- **Objective**
Exclude the pictures, then copy all remaining records exactly.

- **Material for the task**
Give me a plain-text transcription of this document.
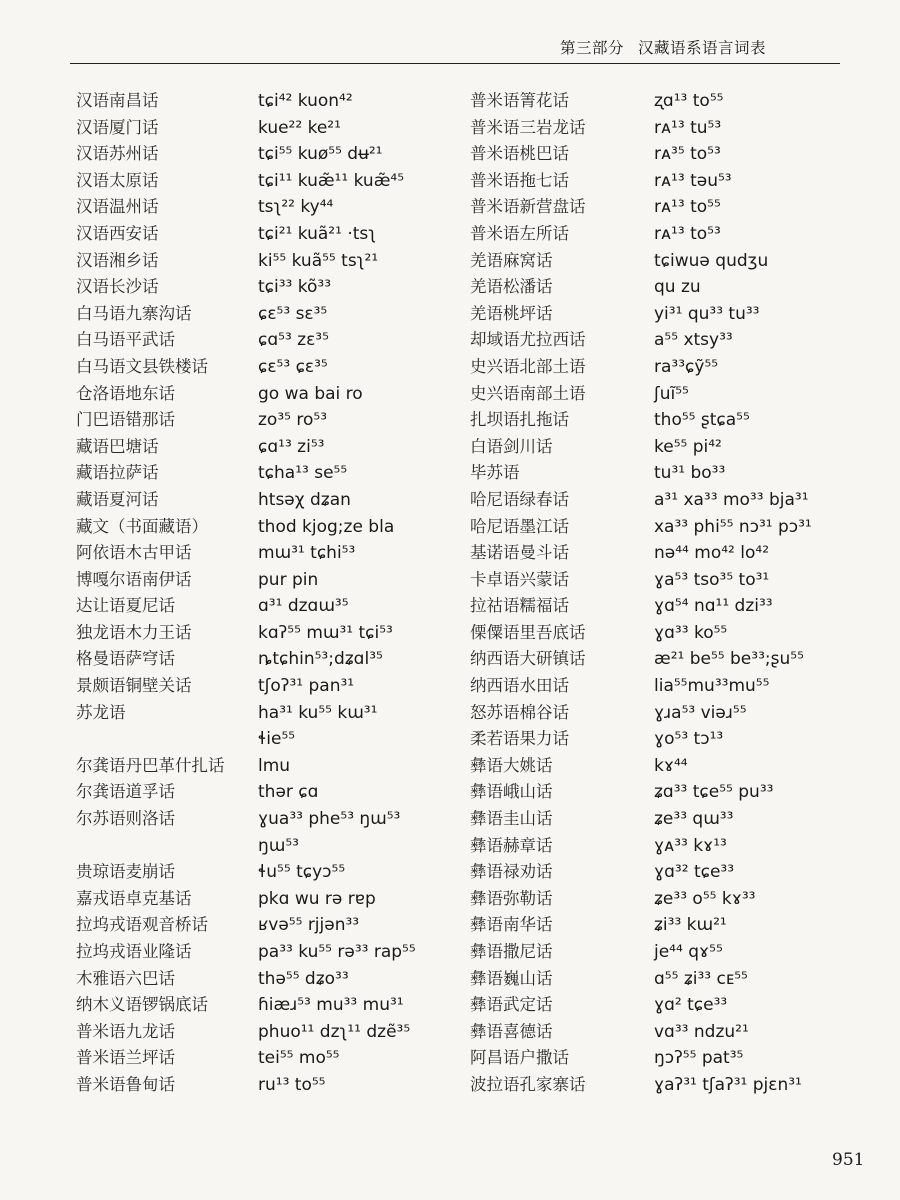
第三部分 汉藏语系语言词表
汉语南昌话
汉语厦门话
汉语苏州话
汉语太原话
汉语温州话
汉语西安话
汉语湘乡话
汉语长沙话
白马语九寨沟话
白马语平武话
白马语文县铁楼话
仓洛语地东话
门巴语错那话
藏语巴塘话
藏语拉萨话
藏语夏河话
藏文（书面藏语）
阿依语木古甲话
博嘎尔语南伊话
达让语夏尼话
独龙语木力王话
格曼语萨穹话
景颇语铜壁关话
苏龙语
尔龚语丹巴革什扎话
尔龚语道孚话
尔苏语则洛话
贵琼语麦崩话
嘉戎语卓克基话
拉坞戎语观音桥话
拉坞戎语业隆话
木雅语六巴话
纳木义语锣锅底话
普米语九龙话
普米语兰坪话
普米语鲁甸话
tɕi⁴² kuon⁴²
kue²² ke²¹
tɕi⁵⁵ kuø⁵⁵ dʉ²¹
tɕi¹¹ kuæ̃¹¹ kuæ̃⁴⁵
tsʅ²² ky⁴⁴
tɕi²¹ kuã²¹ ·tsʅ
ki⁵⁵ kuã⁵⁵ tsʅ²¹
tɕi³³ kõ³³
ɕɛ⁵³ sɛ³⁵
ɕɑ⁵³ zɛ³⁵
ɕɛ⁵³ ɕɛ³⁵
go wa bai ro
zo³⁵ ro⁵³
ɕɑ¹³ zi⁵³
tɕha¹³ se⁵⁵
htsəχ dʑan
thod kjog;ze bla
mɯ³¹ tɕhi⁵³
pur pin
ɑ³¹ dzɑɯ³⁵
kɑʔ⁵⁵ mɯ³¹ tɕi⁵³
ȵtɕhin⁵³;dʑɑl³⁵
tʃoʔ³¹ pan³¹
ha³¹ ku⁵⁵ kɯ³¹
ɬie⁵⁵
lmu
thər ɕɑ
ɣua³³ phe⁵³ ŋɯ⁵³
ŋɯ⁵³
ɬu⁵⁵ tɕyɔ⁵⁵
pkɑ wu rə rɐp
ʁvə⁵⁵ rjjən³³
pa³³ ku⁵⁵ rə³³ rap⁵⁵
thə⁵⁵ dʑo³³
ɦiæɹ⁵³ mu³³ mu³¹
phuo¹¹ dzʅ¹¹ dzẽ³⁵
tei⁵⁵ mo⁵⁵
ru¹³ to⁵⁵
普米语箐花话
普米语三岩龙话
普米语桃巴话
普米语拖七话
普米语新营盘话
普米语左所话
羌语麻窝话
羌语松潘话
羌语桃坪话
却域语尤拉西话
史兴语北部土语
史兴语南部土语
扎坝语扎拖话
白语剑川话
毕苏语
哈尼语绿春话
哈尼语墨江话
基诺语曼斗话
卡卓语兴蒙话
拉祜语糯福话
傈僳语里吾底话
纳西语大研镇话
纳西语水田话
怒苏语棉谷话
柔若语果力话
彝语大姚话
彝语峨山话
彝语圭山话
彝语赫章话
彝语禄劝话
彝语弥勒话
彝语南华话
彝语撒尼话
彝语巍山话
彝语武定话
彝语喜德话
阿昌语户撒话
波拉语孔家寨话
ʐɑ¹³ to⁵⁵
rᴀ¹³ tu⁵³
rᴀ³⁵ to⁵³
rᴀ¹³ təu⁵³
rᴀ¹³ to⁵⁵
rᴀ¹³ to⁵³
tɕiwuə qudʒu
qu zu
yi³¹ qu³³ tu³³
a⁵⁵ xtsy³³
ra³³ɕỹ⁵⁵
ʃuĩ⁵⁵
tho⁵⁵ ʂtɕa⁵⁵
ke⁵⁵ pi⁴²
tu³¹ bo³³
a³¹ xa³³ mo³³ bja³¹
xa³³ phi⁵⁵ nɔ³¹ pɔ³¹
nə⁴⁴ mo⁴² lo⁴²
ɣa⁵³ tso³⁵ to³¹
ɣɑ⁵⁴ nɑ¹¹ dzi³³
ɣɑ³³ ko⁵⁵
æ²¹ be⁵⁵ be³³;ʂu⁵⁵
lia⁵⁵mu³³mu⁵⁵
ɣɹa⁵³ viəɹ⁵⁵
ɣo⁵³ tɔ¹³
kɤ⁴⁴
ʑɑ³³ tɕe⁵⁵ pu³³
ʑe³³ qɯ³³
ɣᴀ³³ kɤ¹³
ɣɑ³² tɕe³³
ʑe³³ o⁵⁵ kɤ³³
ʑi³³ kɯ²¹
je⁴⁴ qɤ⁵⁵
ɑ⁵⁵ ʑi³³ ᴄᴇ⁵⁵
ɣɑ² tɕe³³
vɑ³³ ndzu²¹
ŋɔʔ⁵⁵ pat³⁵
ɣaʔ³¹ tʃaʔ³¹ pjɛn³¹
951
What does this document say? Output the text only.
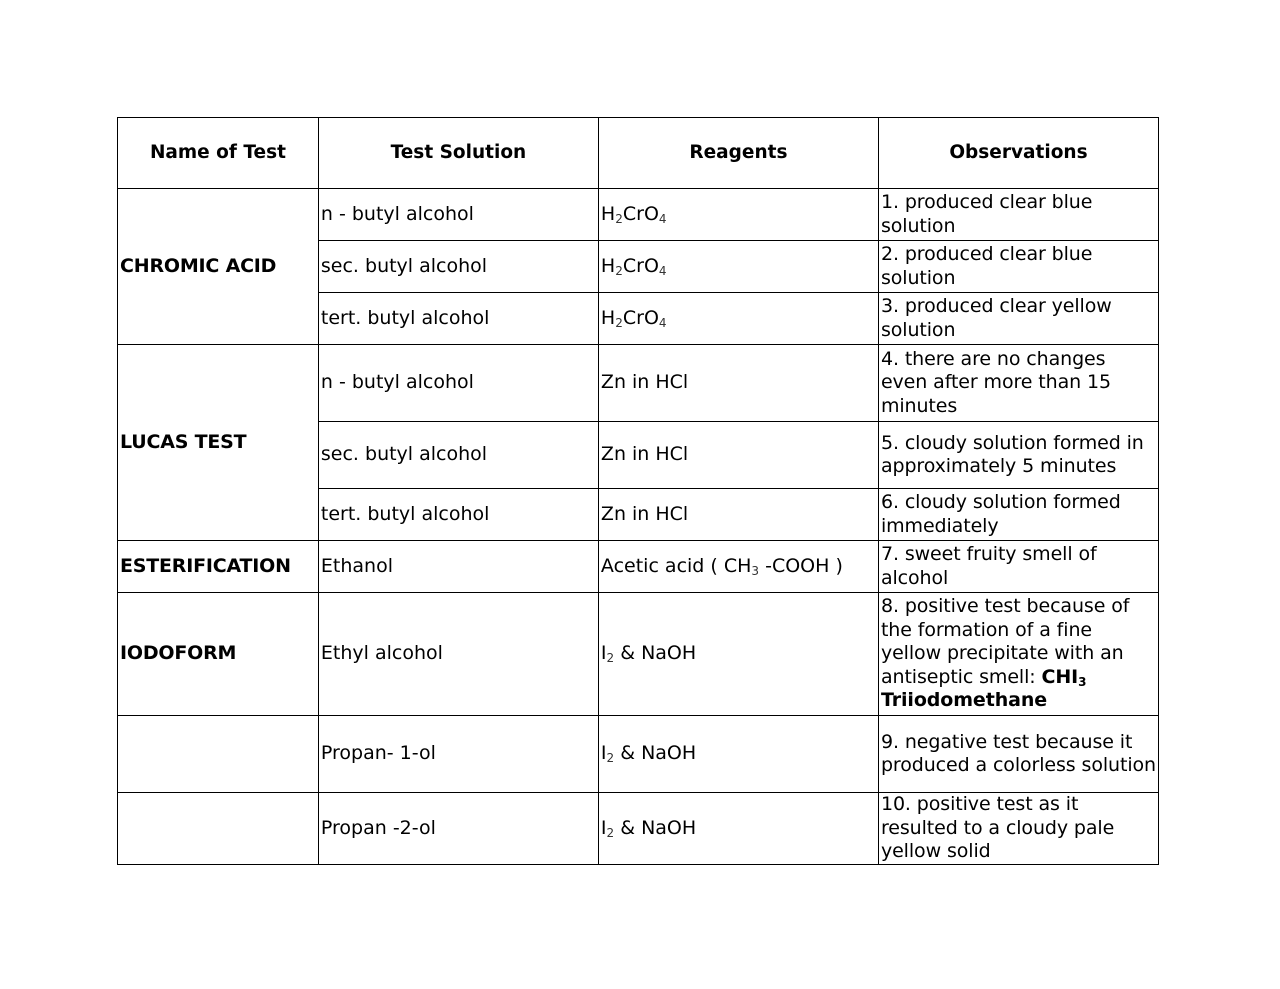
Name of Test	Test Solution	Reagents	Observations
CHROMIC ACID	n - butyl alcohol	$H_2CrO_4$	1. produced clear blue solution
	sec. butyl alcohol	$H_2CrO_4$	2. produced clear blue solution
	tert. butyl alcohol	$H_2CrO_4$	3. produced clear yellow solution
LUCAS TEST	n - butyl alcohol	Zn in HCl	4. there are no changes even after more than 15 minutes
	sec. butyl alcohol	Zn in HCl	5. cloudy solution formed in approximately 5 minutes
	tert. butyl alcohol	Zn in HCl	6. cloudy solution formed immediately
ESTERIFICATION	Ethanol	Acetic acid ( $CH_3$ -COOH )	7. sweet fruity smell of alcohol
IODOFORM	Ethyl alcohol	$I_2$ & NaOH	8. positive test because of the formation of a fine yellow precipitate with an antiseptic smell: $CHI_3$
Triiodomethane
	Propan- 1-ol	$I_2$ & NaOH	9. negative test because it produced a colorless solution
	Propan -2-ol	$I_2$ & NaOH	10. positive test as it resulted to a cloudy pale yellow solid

- **Solution to this task**
Give me a plain-text transcription of this document.
第三部分 汉藏语系语言词表
汉语南昌话
汉语厦门话
汉语苏州话
汉语太原话
汉语温州话
汉语西安话
汉语湘乡话
汉语长沙话
白马语九寨沟话
白马语平武话
白马语文县铁楼话
仓洛语地东话
门巴语错那话
藏语巴塘话
藏语拉萨话
藏语夏河话
藏文（书面藏语）
阿依语木古甲话
博嘎尔语南伊话
达让语夏尼话
独龙语木力王话
格曼语萨穹话
景颇语铜壁关话
苏龙语
尔龚语丹巴革什扎话
尔龚语道孚话
尔苏语则洛话
贵琼语麦崩话
嘉戎语卓克基话
拉坞戎语观音桥话
拉坞戎语业隆话
木雅语六巴话
纳木义语锣锅底话
普米语九龙话
普米语兰坪话
普米语鲁甸话
tɕi⁴² kuon⁴²
kue²² ke²¹
tɕi⁵⁵ kuø⁵⁵ dʉ²¹
tɕi¹¹ kuæ̃¹¹ kuæ̃⁴⁵
tsʅ²² ky⁴⁴
tɕi²¹ kuã²¹ ·tsʅ
ki⁵⁵ kuã⁵⁵ tsʅ²¹
tɕi³³ kõ³³
ɕɛ⁵³ sɛ³⁵
ɕɑ⁵³ zɛ³⁵
ɕɛ⁵³ ɕɛ³⁵
go wa bai ro
zo³⁵ ro⁵³
ɕɑ¹³ zi⁵³
tɕha¹³ se⁵⁵
htsəχ dʑan
thod kjog;ze bla
mɯ³¹ tɕhi⁵³
pur pin
ɑ³¹ dzɑɯ³⁵
kɑʔ⁵⁵ mɯ³¹ tɕi⁵³
ȵtɕhin⁵³;dʑɑl³⁵
tʃoʔ³¹ pan³¹
ha³¹ ku⁵⁵ kɯ³¹
ɬie⁵⁵
lmu
thər ɕɑ
ɣua³³ phe⁵³ ŋɯ⁵³
ŋɯ⁵³
ɬu⁵⁵ tɕyɔ⁵⁵
pkɑ wu rə rɐp
ʁvə⁵⁵ rjjən³³
pa³³ ku⁵⁵ rə³³ rap⁵⁵
thə⁵⁵ dʑo³³
ɦiæɹ⁵³ mu³³ mu³¹
phuo¹¹ dzʅ¹¹ dzẽ³⁵
tei⁵⁵ mo⁵⁵
ru¹³ to⁵⁵
普米语箐花话
普米语三岩龙话
普米语桃巴话
普米语拖七话
普米语新营盘话
普米语左所话
羌语麻窝话
羌语松潘话
羌语桃坪话
却域语尤拉西话
史兴语北部土语
史兴语南部土语
扎坝语扎拖话
白语剑川话
毕苏语
哈尼语绿春话
哈尼语墨江话
基诺语曼斗话
卡卓语兴蒙话
拉祜语糯福话
傈僳语里吾底话
纳西语大研镇话
纳西语水田话
怒苏语棉谷话
柔若语果力话
彝语大姚话
彝语峨山话
彝语圭山话
彝语赫章话
彝语禄劝话
彝语弥勒话
彝语南华话
彝语撒尼话
彝语巍山话
彝语武定话
彝语喜德话
阿昌语户撒话
波拉语孔家寨话
ʐɑ¹³ to⁵⁵
rᴀ¹³ tu⁵³
rᴀ³⁵ to⁵³
rᴀ¹³ təu⁵³
rᴀ¹³ to⁵⁵
rᴀ¹³ to⁵³
tɕiwuə qudʒu
qu zu
yi³¹ qu³³ tu³³
a⁵⁵ xtsy³³
ra³³ɕỹ⁵⁵
ʃuĩ⁵⁵
tho⁵⁵ ʂtɕa⁵⁵
ke⁵⁵ pi⁴²
tu³¹ bo³³
a³¹ xa³³ mo³³ bja³¹
xa³³ phi⁵⁵ nɔ³¹ pɔ³¹
nə⁴⁴ mo⁴² lo⁴²
ɣa⁵³ tso³⁵ to³¹
ɣɑ⁵⁴ nɑ¹¹ dzi³³
ɣɑ³³ ko⁵⁵
æ²¹ be⁵⁵ be³³;ʂu⁵⁵
lia⁵⁵mu³³mu⁵⁵
ɣɹa⁵³ viəɹ⁵⁵
ɣo⁵³ tɔ¹³
kɤ⁴⁴
ʑɑ³³ tɕe⁵⁵ pu³³
ʑe³³ qɯ³³
ɣᴀ³³ kɤ¹³
ɣɑ³² tɕe³³
ʑe³³ o⁵⁵ kɤ³³
ʑi³³ kɯ²¹
je⁴⁴ qɤ⁵⁵
ɑ⁵⁵ ʑi³³ ᴄᴇ⁵⁵
ɣɑ² tɕe³³
vɑ³³ ndzu²¹
ŋɔʔ⁵⁵ pat³⁵
ɣaʔ³¹ tʃaʔ³¹ pjɛn³¹
951
What does this document say? Output the text only.
Name of Test	Test Solution	Reagents	Observations
CHROMIC ACID	n - butyl alcohol	$H_2CrO_4$	1. produced clear blue solution
	sec. butyl alcohol	$H_2CrO_4$	2. produced clear blue solution
	tert. butyl alcohol	$H_2CrO_4$	3. produced clear yellow solution
LUCAS TEST	n - butyl alcohol	Zn in HCl	4. there are no changes even after more than 15 minutes
	sec. butyl alcohol	Zn in HCl	5. cloudy solution formed in approximately 5 minutes
	tert. butyl alcohol	Zn in HCl	6. cloudy solution formed immediately
ESTERIFICATION	Ethanol	Acetic acid ( $CH_3$ -COOH )	7. sweet fruity smell of alcohol
IODOFORM	Ethyl alcohol	$I_2$ & NaOH	8. positive test because of the formation of a fine yellow precipitate with an antiseptic smell: $CHI_3$
Triiodomethane
	Propan- 1-ol	$I_2$ & NaOH	9. negative test because it produced a colorless solution
	Propan -2-ol	$I_2$ & NaOH	10. positive test as it resulted to a cloudy pale yellow solid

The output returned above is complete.